What you are asked to do = Locate the word "values" in the data below, then copy every line that holds it.

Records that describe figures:
## begin

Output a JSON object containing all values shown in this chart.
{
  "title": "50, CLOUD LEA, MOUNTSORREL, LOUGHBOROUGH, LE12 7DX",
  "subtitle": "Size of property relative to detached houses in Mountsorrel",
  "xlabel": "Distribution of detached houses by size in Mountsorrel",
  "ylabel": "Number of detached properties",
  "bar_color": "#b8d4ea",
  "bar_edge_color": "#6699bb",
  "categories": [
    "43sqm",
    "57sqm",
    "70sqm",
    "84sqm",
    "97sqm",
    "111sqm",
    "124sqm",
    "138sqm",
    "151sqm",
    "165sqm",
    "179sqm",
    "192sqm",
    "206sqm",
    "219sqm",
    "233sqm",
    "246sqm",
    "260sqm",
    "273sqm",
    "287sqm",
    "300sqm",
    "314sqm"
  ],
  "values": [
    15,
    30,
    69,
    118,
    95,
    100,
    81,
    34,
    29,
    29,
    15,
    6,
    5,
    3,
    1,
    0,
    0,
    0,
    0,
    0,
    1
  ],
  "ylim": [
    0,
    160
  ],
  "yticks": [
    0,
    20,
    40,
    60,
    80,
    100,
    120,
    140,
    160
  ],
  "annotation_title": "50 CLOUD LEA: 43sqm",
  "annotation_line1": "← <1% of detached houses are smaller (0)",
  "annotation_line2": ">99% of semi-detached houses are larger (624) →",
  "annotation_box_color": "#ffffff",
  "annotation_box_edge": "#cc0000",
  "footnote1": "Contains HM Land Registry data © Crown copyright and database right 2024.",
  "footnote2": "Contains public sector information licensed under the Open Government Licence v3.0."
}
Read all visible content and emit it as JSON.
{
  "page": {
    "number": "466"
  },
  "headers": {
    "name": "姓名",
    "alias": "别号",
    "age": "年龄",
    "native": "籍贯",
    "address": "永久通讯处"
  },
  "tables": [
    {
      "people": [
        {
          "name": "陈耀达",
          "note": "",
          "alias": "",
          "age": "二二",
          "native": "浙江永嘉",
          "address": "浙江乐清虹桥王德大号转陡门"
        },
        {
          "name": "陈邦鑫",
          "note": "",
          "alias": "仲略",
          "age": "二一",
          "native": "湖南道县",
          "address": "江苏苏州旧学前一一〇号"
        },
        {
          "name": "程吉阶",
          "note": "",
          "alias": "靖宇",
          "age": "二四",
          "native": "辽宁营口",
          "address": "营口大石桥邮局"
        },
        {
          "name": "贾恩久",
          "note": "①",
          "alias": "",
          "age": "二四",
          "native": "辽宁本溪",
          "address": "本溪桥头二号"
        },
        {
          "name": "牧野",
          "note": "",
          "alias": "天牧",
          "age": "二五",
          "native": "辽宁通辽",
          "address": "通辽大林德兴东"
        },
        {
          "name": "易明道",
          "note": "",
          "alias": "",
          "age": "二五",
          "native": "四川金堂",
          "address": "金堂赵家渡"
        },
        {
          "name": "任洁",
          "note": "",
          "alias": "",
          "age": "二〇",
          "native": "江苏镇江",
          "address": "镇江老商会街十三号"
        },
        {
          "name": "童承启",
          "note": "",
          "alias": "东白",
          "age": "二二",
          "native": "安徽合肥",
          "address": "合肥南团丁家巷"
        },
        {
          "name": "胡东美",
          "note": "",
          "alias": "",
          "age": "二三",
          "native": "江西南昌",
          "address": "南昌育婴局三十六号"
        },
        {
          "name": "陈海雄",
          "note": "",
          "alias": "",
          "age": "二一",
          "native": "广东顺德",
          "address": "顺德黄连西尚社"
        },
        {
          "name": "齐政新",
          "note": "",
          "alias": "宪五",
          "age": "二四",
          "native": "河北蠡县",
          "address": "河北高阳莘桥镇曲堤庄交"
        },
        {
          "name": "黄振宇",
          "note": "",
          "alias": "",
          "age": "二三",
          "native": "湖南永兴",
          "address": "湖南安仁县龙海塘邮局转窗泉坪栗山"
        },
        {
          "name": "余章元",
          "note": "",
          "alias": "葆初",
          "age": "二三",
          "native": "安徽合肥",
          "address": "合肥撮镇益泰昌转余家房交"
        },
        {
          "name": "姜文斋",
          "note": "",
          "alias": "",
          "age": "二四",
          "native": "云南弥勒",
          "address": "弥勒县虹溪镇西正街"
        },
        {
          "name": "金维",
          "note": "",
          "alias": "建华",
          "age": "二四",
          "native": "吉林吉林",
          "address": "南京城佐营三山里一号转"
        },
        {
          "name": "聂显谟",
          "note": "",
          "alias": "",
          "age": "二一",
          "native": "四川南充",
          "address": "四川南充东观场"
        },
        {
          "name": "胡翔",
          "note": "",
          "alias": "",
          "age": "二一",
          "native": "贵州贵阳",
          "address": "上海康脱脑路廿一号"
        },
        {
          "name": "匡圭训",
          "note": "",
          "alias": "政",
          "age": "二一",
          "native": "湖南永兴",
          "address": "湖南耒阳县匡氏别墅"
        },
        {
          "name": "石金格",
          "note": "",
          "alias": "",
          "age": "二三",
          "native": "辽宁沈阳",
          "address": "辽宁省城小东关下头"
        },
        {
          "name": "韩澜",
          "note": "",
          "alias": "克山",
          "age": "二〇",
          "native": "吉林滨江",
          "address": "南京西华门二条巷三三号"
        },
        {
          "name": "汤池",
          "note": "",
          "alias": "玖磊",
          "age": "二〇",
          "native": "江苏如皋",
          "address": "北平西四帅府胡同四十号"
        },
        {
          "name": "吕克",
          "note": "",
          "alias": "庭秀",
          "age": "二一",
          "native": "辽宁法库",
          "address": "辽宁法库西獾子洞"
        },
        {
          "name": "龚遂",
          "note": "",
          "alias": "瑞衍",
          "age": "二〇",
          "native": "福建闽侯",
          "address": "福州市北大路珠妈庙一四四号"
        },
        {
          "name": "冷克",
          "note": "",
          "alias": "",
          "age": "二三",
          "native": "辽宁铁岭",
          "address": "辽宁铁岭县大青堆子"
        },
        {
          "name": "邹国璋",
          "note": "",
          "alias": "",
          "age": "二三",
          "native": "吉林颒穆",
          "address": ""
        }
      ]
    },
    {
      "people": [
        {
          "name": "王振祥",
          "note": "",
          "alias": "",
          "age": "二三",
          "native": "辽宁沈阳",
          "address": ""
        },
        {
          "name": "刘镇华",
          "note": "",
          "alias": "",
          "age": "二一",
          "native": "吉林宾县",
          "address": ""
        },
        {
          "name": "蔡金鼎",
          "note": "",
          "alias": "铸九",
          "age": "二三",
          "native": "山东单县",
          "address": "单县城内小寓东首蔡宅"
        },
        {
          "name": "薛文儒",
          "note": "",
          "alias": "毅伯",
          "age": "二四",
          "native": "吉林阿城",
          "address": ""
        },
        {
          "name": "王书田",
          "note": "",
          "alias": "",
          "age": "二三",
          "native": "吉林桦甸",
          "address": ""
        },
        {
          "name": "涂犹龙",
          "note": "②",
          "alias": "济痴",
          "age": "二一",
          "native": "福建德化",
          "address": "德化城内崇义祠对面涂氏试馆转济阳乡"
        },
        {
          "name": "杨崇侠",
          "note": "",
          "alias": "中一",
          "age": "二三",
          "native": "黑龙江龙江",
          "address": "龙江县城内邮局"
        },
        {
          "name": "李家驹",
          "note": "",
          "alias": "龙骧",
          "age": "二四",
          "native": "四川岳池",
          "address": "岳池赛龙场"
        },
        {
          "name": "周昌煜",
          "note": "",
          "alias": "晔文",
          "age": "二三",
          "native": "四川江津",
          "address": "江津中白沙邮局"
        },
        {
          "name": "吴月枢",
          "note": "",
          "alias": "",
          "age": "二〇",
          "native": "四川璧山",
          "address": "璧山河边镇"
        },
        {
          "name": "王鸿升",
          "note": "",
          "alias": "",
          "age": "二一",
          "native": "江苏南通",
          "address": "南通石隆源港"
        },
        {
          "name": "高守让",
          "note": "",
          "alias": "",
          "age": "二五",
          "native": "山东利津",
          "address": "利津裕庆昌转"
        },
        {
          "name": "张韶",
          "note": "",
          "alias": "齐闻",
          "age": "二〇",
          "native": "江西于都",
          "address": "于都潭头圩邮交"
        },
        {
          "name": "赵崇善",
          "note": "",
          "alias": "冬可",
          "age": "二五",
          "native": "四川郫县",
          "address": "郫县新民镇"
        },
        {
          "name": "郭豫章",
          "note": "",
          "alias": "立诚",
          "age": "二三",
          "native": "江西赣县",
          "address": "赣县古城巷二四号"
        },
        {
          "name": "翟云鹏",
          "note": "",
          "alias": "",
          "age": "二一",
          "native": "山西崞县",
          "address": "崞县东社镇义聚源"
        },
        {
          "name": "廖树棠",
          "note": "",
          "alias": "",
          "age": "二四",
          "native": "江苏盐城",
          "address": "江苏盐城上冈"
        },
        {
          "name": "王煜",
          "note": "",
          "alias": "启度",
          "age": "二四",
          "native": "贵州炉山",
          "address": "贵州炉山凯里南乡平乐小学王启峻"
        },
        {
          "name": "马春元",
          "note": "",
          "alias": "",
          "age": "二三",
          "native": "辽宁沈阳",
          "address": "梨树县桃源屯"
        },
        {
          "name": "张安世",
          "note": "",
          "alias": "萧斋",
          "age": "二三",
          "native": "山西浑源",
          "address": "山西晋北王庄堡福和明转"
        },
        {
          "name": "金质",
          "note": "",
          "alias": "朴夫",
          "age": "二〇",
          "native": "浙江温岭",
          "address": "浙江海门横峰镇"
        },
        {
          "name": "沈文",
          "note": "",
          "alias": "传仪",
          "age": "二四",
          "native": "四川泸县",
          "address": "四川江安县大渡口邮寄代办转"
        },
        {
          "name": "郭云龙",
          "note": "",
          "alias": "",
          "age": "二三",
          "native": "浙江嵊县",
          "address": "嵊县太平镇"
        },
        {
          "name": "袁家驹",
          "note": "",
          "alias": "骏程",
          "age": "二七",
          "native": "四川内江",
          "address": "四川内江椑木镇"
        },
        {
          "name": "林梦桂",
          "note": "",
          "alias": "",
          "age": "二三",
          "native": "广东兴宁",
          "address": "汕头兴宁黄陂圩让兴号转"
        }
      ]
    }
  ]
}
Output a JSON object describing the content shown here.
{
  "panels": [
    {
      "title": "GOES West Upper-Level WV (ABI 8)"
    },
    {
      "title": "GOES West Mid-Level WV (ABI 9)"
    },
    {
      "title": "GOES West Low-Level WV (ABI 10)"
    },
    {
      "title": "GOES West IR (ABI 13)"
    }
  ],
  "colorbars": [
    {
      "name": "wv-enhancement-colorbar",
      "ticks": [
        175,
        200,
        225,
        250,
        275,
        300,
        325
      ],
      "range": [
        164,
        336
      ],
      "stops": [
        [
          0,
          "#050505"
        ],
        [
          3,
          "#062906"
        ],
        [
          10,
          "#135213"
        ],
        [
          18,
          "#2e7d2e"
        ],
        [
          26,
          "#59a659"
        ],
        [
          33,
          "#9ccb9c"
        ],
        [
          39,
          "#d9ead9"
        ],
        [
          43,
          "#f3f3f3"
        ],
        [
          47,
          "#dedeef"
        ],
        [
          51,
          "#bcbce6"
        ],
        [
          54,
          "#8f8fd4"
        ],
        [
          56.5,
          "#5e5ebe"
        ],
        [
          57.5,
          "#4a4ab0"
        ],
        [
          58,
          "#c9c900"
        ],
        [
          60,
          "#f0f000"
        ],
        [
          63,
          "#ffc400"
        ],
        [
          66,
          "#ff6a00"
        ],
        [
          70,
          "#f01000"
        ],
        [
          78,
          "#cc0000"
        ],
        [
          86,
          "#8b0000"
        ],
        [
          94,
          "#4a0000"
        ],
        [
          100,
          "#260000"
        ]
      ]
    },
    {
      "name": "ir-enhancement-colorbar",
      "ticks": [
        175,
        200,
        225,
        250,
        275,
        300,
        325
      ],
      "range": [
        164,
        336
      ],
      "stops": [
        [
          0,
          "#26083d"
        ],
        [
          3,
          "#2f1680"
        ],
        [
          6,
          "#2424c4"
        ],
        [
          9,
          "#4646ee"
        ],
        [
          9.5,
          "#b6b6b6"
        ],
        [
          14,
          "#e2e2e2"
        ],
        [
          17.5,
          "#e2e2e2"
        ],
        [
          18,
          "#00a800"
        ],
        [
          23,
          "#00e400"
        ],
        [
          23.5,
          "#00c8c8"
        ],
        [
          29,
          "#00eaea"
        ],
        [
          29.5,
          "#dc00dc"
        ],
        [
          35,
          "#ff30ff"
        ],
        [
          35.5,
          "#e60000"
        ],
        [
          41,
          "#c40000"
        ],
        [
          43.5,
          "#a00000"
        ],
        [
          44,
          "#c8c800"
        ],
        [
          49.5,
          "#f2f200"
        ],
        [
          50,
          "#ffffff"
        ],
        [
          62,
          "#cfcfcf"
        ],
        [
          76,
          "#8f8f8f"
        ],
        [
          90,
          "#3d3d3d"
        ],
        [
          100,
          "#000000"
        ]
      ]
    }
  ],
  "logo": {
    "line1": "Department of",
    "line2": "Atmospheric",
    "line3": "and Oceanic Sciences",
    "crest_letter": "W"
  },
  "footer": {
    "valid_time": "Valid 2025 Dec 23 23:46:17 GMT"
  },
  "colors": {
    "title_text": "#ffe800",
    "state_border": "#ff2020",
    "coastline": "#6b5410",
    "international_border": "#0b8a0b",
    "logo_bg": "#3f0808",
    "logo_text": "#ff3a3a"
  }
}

## end

Response =
Output a JSON object containing all values shown in this chart.
  "values": [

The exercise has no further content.